# Required task:
Take every line from the listing below that contains "this".

-- Records for the exercise start --

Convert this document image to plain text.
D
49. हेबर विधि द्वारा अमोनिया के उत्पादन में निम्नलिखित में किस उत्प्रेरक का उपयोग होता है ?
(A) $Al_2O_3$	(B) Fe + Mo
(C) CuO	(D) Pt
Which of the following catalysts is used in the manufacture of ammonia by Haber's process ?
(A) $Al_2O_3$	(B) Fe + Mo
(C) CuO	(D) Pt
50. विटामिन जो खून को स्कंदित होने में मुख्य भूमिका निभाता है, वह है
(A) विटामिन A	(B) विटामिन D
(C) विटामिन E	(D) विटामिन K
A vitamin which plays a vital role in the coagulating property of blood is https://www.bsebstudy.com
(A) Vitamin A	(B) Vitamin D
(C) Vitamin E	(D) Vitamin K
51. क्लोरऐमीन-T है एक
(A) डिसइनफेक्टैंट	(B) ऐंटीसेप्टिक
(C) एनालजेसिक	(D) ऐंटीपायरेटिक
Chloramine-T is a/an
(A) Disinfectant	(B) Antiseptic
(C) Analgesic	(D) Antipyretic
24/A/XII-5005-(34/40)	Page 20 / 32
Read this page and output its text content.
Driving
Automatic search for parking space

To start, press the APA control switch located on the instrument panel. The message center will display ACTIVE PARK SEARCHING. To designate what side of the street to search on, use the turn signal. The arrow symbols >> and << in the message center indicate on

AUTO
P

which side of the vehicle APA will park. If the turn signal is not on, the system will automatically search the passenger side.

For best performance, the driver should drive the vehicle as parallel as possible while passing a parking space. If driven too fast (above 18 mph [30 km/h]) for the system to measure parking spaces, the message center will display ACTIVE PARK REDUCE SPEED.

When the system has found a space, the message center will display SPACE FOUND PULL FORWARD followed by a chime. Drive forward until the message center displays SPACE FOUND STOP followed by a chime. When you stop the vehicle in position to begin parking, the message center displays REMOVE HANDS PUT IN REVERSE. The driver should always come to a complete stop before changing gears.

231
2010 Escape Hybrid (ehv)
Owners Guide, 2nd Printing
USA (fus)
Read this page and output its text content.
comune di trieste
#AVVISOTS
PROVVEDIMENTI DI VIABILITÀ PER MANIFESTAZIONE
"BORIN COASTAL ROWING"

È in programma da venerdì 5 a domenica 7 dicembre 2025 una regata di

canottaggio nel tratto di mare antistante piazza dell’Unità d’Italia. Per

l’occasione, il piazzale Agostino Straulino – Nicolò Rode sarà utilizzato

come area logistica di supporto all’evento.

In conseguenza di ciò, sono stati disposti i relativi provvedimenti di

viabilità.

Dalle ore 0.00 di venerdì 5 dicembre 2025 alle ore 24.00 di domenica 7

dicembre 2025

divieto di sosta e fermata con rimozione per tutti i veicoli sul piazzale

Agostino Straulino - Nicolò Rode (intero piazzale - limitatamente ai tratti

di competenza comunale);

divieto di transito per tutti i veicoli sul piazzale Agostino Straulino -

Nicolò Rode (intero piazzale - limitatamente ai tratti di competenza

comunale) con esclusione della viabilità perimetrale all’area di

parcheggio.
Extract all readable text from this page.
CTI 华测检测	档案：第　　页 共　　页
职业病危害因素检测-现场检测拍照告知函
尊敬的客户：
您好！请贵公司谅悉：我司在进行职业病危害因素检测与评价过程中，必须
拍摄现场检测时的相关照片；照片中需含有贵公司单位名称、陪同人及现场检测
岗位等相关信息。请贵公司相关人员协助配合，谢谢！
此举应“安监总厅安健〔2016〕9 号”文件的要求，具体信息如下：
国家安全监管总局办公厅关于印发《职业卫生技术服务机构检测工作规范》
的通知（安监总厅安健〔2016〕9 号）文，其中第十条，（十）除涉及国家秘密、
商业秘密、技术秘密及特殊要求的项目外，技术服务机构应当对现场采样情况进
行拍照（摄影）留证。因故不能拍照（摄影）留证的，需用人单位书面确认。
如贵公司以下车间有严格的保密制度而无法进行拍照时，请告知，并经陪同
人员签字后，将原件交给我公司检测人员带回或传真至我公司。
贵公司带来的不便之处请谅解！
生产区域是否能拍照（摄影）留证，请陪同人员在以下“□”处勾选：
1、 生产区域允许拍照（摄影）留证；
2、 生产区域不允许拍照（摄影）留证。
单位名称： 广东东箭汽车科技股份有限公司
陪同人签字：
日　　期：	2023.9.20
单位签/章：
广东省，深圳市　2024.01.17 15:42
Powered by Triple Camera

-- Records for the exercise end --

# Solution below:
Convert this document image to plain text.
Read this page and output its text content.
Read this page and output its text content.
Extract all readable text from this page.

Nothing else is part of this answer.